-- Begin --
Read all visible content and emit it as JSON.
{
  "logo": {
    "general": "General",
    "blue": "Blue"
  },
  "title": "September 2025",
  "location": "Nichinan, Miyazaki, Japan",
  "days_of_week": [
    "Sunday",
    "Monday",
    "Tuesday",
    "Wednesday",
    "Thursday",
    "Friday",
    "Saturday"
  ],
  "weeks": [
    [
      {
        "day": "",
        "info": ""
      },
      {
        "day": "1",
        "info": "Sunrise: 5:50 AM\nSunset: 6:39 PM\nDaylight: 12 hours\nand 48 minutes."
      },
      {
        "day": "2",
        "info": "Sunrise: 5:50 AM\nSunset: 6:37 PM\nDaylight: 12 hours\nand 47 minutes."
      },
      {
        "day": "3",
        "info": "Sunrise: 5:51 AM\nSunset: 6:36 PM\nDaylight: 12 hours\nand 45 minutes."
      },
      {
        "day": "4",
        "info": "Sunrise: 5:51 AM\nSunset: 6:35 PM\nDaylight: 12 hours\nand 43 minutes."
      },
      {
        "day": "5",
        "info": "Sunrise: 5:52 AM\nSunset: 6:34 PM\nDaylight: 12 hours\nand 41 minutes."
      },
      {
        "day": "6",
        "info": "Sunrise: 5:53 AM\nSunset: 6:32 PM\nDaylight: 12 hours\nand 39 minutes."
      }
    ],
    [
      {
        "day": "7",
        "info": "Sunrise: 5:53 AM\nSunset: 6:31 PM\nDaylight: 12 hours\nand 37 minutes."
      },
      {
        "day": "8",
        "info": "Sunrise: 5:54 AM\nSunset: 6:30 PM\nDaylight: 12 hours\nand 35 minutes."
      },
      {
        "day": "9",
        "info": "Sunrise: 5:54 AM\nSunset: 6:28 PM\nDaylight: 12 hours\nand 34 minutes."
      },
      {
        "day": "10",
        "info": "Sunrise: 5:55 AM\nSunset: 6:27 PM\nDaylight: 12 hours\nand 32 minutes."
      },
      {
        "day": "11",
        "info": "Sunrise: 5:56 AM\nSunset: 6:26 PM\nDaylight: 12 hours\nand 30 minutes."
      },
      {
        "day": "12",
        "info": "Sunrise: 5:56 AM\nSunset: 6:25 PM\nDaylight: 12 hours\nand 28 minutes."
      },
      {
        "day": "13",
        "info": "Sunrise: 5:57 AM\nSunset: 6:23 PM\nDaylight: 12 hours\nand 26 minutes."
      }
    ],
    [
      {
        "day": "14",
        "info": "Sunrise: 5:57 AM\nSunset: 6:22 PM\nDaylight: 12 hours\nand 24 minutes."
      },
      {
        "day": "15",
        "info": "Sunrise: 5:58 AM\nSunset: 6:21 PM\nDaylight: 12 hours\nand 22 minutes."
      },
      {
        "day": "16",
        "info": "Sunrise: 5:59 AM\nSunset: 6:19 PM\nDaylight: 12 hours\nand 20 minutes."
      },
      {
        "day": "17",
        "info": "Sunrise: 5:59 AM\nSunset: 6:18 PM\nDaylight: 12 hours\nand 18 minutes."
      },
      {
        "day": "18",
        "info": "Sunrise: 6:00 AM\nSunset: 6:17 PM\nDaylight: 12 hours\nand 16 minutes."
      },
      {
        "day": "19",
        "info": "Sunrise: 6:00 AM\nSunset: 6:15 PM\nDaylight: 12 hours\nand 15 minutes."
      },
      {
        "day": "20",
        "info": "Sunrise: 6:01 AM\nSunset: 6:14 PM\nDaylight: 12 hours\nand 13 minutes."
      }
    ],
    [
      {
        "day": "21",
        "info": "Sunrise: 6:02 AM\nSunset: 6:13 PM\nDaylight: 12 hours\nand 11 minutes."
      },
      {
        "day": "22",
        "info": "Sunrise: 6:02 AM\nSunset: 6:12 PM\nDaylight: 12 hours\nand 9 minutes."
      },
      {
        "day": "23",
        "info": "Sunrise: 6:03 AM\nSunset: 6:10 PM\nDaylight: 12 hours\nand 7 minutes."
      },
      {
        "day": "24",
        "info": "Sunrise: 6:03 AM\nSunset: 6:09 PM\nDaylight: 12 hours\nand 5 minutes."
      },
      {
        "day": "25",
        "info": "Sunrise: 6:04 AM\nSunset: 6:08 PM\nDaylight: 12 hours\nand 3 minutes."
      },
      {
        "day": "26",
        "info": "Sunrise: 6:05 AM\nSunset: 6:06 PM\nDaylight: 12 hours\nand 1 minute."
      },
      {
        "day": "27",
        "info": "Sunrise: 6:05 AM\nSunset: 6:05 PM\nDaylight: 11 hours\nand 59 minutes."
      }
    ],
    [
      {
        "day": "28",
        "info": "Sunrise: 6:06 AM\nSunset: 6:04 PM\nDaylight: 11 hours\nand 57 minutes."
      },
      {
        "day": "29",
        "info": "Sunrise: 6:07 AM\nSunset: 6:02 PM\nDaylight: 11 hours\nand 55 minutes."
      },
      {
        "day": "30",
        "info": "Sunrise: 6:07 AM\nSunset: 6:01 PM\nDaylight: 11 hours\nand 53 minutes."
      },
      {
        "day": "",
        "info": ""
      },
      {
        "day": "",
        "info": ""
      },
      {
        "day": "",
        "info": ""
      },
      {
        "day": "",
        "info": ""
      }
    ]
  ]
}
-- End --
### Exercise
Reproduce all data above, unchanged.

### Written solution
Read all visible content and emit it as JSON.
{
  "logo": {
    "general": "General",
    "blue": "Blue"
  },
  "title": "September 2025",
  "location": "Nichinan, Miyazaki, Japan",
  "days_of_week": [
    "Sunday",
    "Monday",
    "Tuesday",
    "Wednesday",
    "Thursday",
    "Friday",
    "Saturday"
  ],
  "weeks": [
    [
      {
        "day": "",
        "info": ""
      },
      {
        "day": "1",
        "info": "Sunrise: 5:50 AM\nSunset: 6:39 PM\nDaylight: 12 hours\nand 48 minutes."
      },
      {
        "day": "2",
        "info": "Sunrise: 5:50 AM\nSunset: 6:37 PM\nDaylight: 12 hours\nand 47 minutes."
      },
      {
        "day": "3",
        "info": "Sunrise: 5:51 AM\nSunset: 6:36 PM\nDaylight: 12 hours\nand 45 minutes."
      },
      {
        "day": "4",
        "info": "Sunrise: 5:51 AM\nSunset: 6:35 PM\nDaylight: 12 hours\nand 43 minutes."
      },
      {
        "day": "5",
        "info": "Sunrise: 5:52 AM\nSunset: 6:34 PM\nDaylight: 12 hours\nand 41 minutes."
      },
      {
        "day": "6",
        "info": "Sunrise: 5:53 AM\nSunset: 6:32 PM\nDaylight: 12 hours\nand 39 minutes."
      }
    ],
    [
      {
        "day": "7",
        "info": "Sunrise: 5:53 AM\nSunset: 6:31 PM\nDaylight: 12 hours\nand 37 minutes."
      },
      {
        "day": "8",
        "info": "Sunrise: 5:54 AM\nSunset: 6:30 PM\nDaylight: 12 hours\nand 35 minutes."
      },
      {
        "day": "9",
        "info": "Sunrise: 5:54 AM\nSunset: 6:28 PM\nDaylight: 12 hours\nand 34 minutes."
      },
      {
        "day": "10",
        "info": "Sunrise: 5:55 AM\nSunset: 6:27 PM\nDaylight: 12 hours\nand 32 minutes."
      },
      {
        "day": "11",
        "info": "Sunrise: 5:56 AM\nSunset: 6:26 PM\nDaylight: 12 hours\nand 30 minutes."
      },
      {
        "day": "12",
        "info": "Sunrise: 5:56 AM\nSunset: 6:25 PM\nDaylight: 12 hours\nand 28 minutes."
      },
      {
        "day": "13",
        "info": "Sunrise: 5:57 AM\nSunset: 6:23 PM\nDaylight: 12 hours\nand 26 minutes."
      }
    ],
    [
      {
        "day": "14",
        "info": "Sunrise: 5:57 AM\nSunset: 6:22 PM\nDaylight: 12 hours\nand 24 minutes."
      },
      {
        "day": "15",
        "info": "Sunrise: 5:58 AM\nSunset: 6:21 PM\nDaylight: 12 hours\nand 22 minutes."
      },
      {
        "day": "16",
        "info": "Sunrise: 5:59 AM\nSunset: 6:19 PM\nDaylight: 12 hours\nand 20 minutes."
      },
      {
        "day": "17",
        "info": "Sunrise: 5:59 AM\nSunset: 6:18 PM\nDaylight: 12 hours\nand 18 minutes."
      },
      {
        "day": "18",
        "info": "Sunrise: 6:00 AM\nSunset: 6:17 PM\nDaylight: 12 hours\nand 16 minutes."
      },
      {
        "day": "19",
        "info": "Sunrise: 6:00 AM\nSunset: 6:15 PM\nDaylight: 12 hours\nand 15 minutes."
      },
      {
        "day": "20",
        "info": "Sunrise: 6:01 AM\nSunset: 6:14 PM\nDaylight: 12 hours\nand 13 minutes."
      }
    ],
    [
      {
        "day": "21",
        "info": "Sunrise: 6:02 AM\nSunset: 6:13 PM\nDaylight: 12 hours\nand 11 minutes."
      },
      {
        "day": "22",
        "info": "Sunrise: 6:02 AM\nSunset: 6:12 PM\nDaylight: 12 hours\nand 9 minutes."
      },
      {
        "day": "23",
        "info": "Sunrise: 6:03 AM\nSunset: 6:10 PM\nDaylight: 12 hours\nand 7 minutes."
      },
      {
        "day": "24",
        "info": "Sunrise: 6:03 AM\nSunset: 6:09 PM\nDaylight: 12 hours\nand 5 minutes."
      },
      {
        "day": "25",
        "info": "Sunrise: 6:04 AM\nSunset: 6:08 PM\nDaylight: 12 hours\nand 3 minutes."
      },
      {
        "day": "26",
        "info": "Sunrise: 6:05 AM\nSunset: 6:06 PM\nDaylight: 12 hours\nand 1 minute."
      },
      {
        "day": "27",
        "info": "Sunrise: 6:05 AM\nSunset: 6:05 PM\nDaylight: 11 hours\nand 59 minutes."
      }
    ],
    [
      {
        "day": "28",
        "info": "Sunrise: 6:06 AM\nSunset: 6:04 PM\nDaylight: 11 hours\nand 57 minutes."
      },
      {
        "day": "29",
        "info": "Sunrise: 6:07 AM\nSunset: 6:02 PM\nDaylight: 11 hours\nand 55 minutes."
      },
      {
        "day": "30",
        "info": "Sunrise: 6:07 AM\nSunset: 6:01 PM\nDaylight: 11 hours\nand 53 minutes."
      },
      {
        "day": "",
        "info": ""
      },
      {
        "day": "",
        "info": ""
      },
      {
        "day": "",
        "info": ""
      },
      {
        "day": "",
        "info": ""
      }
    ]
  ]
}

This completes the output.